→ Data for this exercise
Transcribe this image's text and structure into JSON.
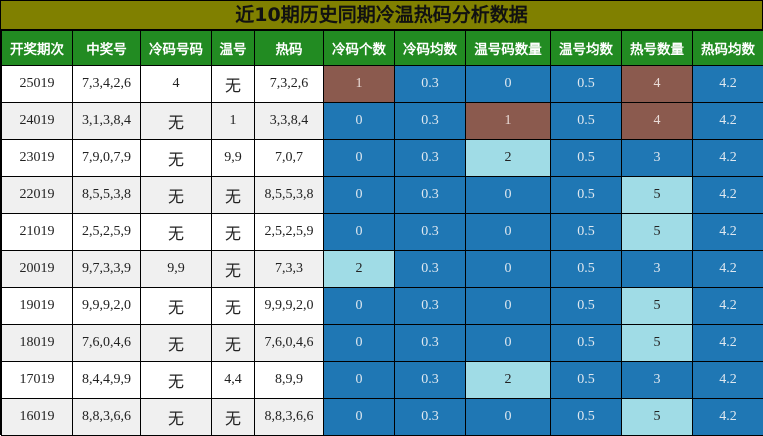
{
  "title": "近10期历史同期冷温热码分析数据",
  "headers": [
    "开奖期次",
    "中奖号",
    "冷码号码",
    "温号",
    "热码",
    "冷码个数",
    "冷码均数",
    "温号码数量",
    "温号均数",
    "热号数量",
    "热码均数"
  ],
  "colors": {
    "title_bg": "#808000",
    "header_bg": "#228B22",
    "normal": "#1F77B4",
    "high": "#8B5A4E",
    "highlight": "#A0DCE6"
  },
  "rows": [
    {
      "period": "25019",
      "numbers": "7,3,4,2,6",
      "cold": "4",
      "warm": "无",
      "hot": "7,3,2,6",
      "cold_count": "1",
      "cold_avg": "0.3",
      "warm_count": "0",
      "warm_avg": "0.5",
      "hot_count": "4",
      "hot_avg": "4.2",
      "status": [
        "high",
        "normal",
        "normal",
        "normal",
        "high",
        "normal"
      ]
    },
    {
      "period": "24019",
      "numbers": "3,1,3,8,4",
      "cold": "无",
      "warm": "1",
      "hot": "3,3,8,4",
      "cold_count": "0",
      "cold_avg": "0.3",
      "warm_count": "1",
      "warm_avg": "0.5",
      "hot_count": "4",
      "hot_avg": "4.2",
      "status": [
        "normal",
        "normal",
        "high",
        "normal",
        "high",
        "normal"
      ]
    },
    {
      "period": "23019",
      "numbers": "7,9,0,7,9",
      "cold": "无",
      "warm": "9,9",
      "hot": "7,0,7",
      "cold_count": "0",
      "cold_avg": "0.3",
      "warm_count": "2",
      "warm_avg": "0.5",
      "hot_count": "3",
      "hot_avg": "4.2",
      "status": [
        "normal",
        "normal",
        "highlight",
        "normal",
        "normal",
        "normal"
      ]
    },
    {
      "period": "22019",
      "numbers": "8,5,5,3,8",
      "cold": "无",
      "warm": "无",
      "hot": "8,5,5,3,8",
      "cold_count": "0",
      "cold_avg": "0.3",
      "warm_count": "0",
      "warm_avg": "0.5",
      "hot_count": "5",
      "hot_avg": "4.2",
      "status": [
        "normal",
        "normal",
        "normal",
        "normal",
        "highlight",
        "normal"
      ]
    },
    {
      "period": "21019",
      "numbers": "2,5,2,5,9",
      "cold": "无",
      "warm": "无",
      "hot": "2,5,2,5,9",
      "cold_count": "0",
      "cold_avg": "0.3",
      "warm_count": "0",
      "warm_avg": "0.5",
      "hot_count": "5",
      "hot_avg": "4.2",
      "status": [
        "normal",
        "normal",
        "normal",
        "normal",
        "highlight",
        "normal"
      ]
    },
    {
      "period": "20019",
      "numbers": "9,7,3,3,9",
      "cold": "9,9",
      "warm": "无",
      "hot": "7,3,3",
      "cold_count": "2",
      "cold_avg": "0.3",
      "warm_count": "0",
      "warm_avg": "0.5",
      "hot_count": "3",
      "hot_avg": "4.2",
      "status": [
        "highlight",
        "normal",
        "normal",
        "normal",
        "normal",
        "normal"
      ]
    },
    {
      "period": "19019",
      "numbers": "9,9,9,2,0",
      "cold": "无",
      "warm": "无",
      "hot": "9,9,9,2,0",
      "cold_count": "0",
      "cold_avg": "0.3",
      "warm_count": "0",
      "warm_avg": "0.5",
      "hot_count": "5",
      "hot_avg": "4.2",
      "status": [
        "normal",
        "normal",
        "normal",
        "normal",
        "highlight",
        "normal"
      ]
    },
    {
      "period": "18019",
      "numbers": "7,6,0,4,6",
      "cold": "无",
      "warm": "无",
      "hot": "7,6,0,4,6",
      "cold_count": "0",
      "cold_avg": "0.3",
      "warm_count": "0",
      "warm_avg": "0.5",
      "hot_count": "5",
      "hot_avg": "4.2",
      "status": [
        "normal",
        "normal",
        "normal",
        "normal",
        "highlight",
        "normal"
      ]
    },
    {
      "period": "17019",
      "numbers": "8,4,4,9,9",
      "cold": "无",
      "warm": "4,4",
      "hot": "8,9,9",
      "cold_count": "0",
      "cold_avg": "0.3",
      "warm_count": "2",
      "warm_avg": "0.5",
      "hot_count": "3",
      "hot_avg": "4.2",
      "status": [
        "normal",
        "normal",
        "highlight",
        "normal",
        "normal",
        "normal"
      ]
    },
    {
      "period": "16019",
      "numbers": "8,8,3,6,6",
      "cold": "无",
      "warm": "无",
      "hot": "8,8,3,6,6",
      "cold_count": "0",
      "cold_avg": "0.3",
      "warm_count": "0",
      "warm_avg": "0.5",
      "hot_count": "5",
      "hot_avg": "4.2",
      "status": [
        "normal",
        "normal",
        "normal",
        "normal",
        "highlight",
        "normal"
      ]
    }
  ]
}
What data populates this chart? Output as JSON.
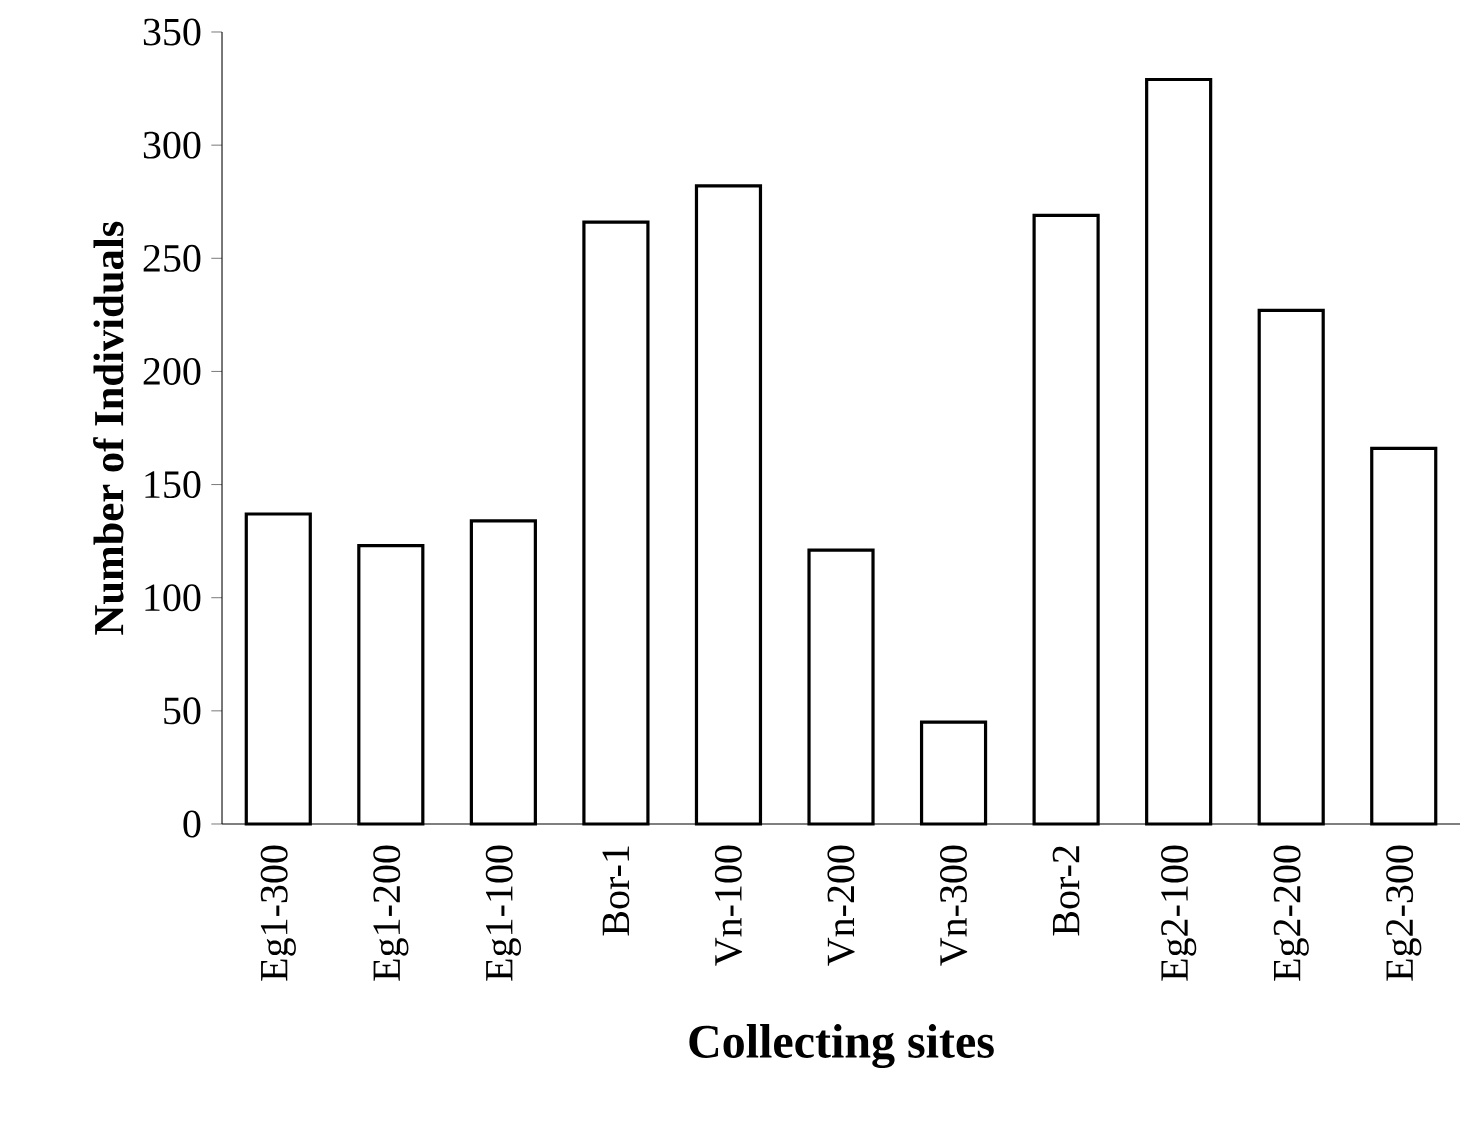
{
  "chart_data": {
    "type": "bar",
    "xlabel": "Collecting sites",
    "ylabel": "Number of Individuals",
    "categories": [
      "Eg1-300",
      "Eg1-200",
      "Eg1-100",
      "Bor-1",
      "Vn-100",
      "Vn-200",
      "Vn-300",
      "Bor-2",
      "Eg2-100",
      "Eg2-200",
      "Eg2-300"
    ],
    "values": [
      137,
      123,
      134,
      266,
      282,
      121,
      45,
      269,
      329,
      227,
      166
    ],
    "color": "#ffffff",
    "ylim": [
      0,
      350
    ],
    "yticks": [
      0,
      50,
      100,
      150,
      200,
      250,
      300,
      350
    ],
    "grid": false
  }
}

→ Written task
Quote every record above exactly, leaving out the pictures.

→ Solution to the exercise
Transcribe this image's text and structure into JSON.
{
  "title": "近10期历史同期冷温热码分析数据",
  "headers": [
    "开奖期次",
    "中奖号",
    "冷码号码",
    "温号",
    "热码",
    "冷码个数",
    "冷码均数",
    "温号码数量",
    "温号均数",
    "热号数量",
    "热码均数"
  ],
  "colors": {
    "title_bg": "#808000",
    "header_bg": "#228B22",
    "normal": "#1F77B4",
    "high": "#8B5A4E",
    "highlight": "#A0DCE6"
  },
  "rows": [
    {
      "period": "25019",
      "numbers": "7,3,4,2,6",
      "cold": "4",
      "warm": "无",
      "hot": "7,3,2,6",
      "cold_count": "1",
      "cold_avg": "0.3",
      "warm_count": "0",
      "warm_avg": "0.5",
      "hot_count": "4",
      "hot_avg": "4.2",
      "status": [
        "high",
        "normal",
        "normal",
        "normal",
        "high",
        "normal"
      ]
    },
    {
      "period": "24019",
      "numbers": "3,1,3,8,4",
      "cold": "无",
      "warm": "1",
      "hot": "3,3,8,4",
      "cold_count": "0",
      "cold_avg": "0.3",
      "warm_count": "1",
      "warm_avg": "0.5",
      "hot_count": "4",
      "hot_avg": "4.2",
      "status": [
        "normal",
        "normal",
        "high",
        "normal",
        "high",
        "normal"
      ]
    },
    {
      "period": "23019",
      "numbers": "7,9,0,7,9",
      "cold": "无",
      "warm": "9,9",
      "hot": "7,0,7",
      "cold_count": "0",
      "cold_avg": "0.3",
      "warm_count": "2",
      "warm_avg": "0.5",
      "hot_count": "3",
      "hot_avg": "4.2",
      "status": [
        "normal",
        "normal",
        "highlight",
        "normal",
        "normal",
        "normal"
      ]
    },
    {
      "period": "22019",
      "numbers": "8,5,5,3,8",
      "cold": "无",
      "warm": "无",
      "hot": "8,5,5,3,8",
      "cold_count": "0",
      "cold_avg": "0.3",
      "warm_count": "0",
      "warm_avg": "0.5",
      "hot_count": "5",
      "hot_avg": "4.2",
      "status": [
        "normal",
        "normal",
        "normal",
        "normal",
        "highlight",
        "normal"
      ]
    },
    {
      "period": "21019",
      "numbers": "2,5,2,5,9",
      "cold": "无",
      "warm": "无",
      "hot": "2,5,2,5,9",
      "cold_count": "0",
      "cold_avg": "0.3",
      "warm_count": "0",
      "warm_avg": "0.5",
      "hot_count": "5",
      "hot_avg": "4.2",
      "status": [
        "normal",
        "normal",
        "normal",
        "normal",
        "highlight",
        "normal"
      ]
    },
    {
      "period": "20019",
      "numbers": "9,7,3,3,9",
      "cold": "9,9",
      "warm": "无",
      "hot": "7,3,3",
      "cold_count": "2",
      "cold_avg": "0.3",
      "warm_count": "0",
      "warm_avg": "0.5",
      "hot_count": "3",
      "hot_avg": "4.2",
      "status": [
        "highlight",
        "normal",
        "normal",
        "normal",
        "normal",
        "normal"
      ]
    },
    {
      "period": "19019",
      "numbers": "9,9,9,2,0",
      "cold": "无",
      "warm": "无",
      "hot": "9,9,9,2,0",
      "cold_count": "0",
      "cold_avg": "0.3",
      "warm_count": "0",
      "warm_avg": "0.5",
      "hot_count": "5",
      "hot_avg": "4.2",
      "status": [
        "normal",
        "normal",
        "normal",
        "normal",
        "highlight",
        "normal"
      ]
    },
    {
      "period": "18019",
      "numbers": "7,6,0,4,6",
      "cold": "无",
      "warm": "无",
      "hot": "7,6,0,4,6",
      "cold_count": "0",
      "cold_avg": "0.3",
      "warm_count": "0",
      "warm_avg": "0.5",
      "hot_count": "5",
      "hot_avg": "4.2",
      "status": [
        "normal",
        "normal",
        "normal",
        "normal",
        "highlight",
        "normal"
      ]
    },
    {
      "period": "17019",
      "numbers": "8,4,4,9,9",
      "cold": "无",
      "warm": "4,4",
      "hot": "8,9,9",
      "cold_count": "0",
      "cold_avg": "0.3",
      "warm_count": "2",
      "warm_avg": "0.5",
      "hot_count": "3",
      "hot_avg": "4.2",
      "status": [
        "normal",
        "normal",
        "highlight",
        "normal",
        "normal",
        "normal"
      ]
    },
    {
      "period": "16019",
      "numbers": "8,8,3,6,6",
      "cold": "无",
      "warm": "无",
      "hot": "8,8,3,6,6",
      "cold_count": "0",
      "cold_avg": "0.3",
      "warm_count": "0",
      "warm_avg": "0.5",
      "hot_count": "5",
      "hot_avg": "4.2",
      "status": [
        "normal",
        "normal",
        "normal",
        "normal",
        "highlight",
        "normal"
      ]
    }
  ]
}
What data populates this chart? Output as JSON.
{
  "chart_data": {
    "type": "bar",
    "xlabel": "Collecting sites",
    "ylabel": "Number of Individuals",
    "categories": [
      "Eg1-300",
      "Eg1-200",
      "Eg1-100",
      "Bor-1",
      "Vn-100",
      "Vn-200",
      "Vn-300",
      "Bor-2",
      "Eg2-100",
      "Eg2-200",
      "Eg2-300"
    ],
    "values": [
      137,
      123,
      134,
      266,
      282,
      121,
      45,
      269,
      329,
      227,
      166
    ],
    "color": "#ffffff",
    "ylim": [
      0,
      350
    ],
    "yticks": [
      0,
      50,
      100,
      150,
      200,
      250,
      300,
      350
    ],
    "grid": false
  }
}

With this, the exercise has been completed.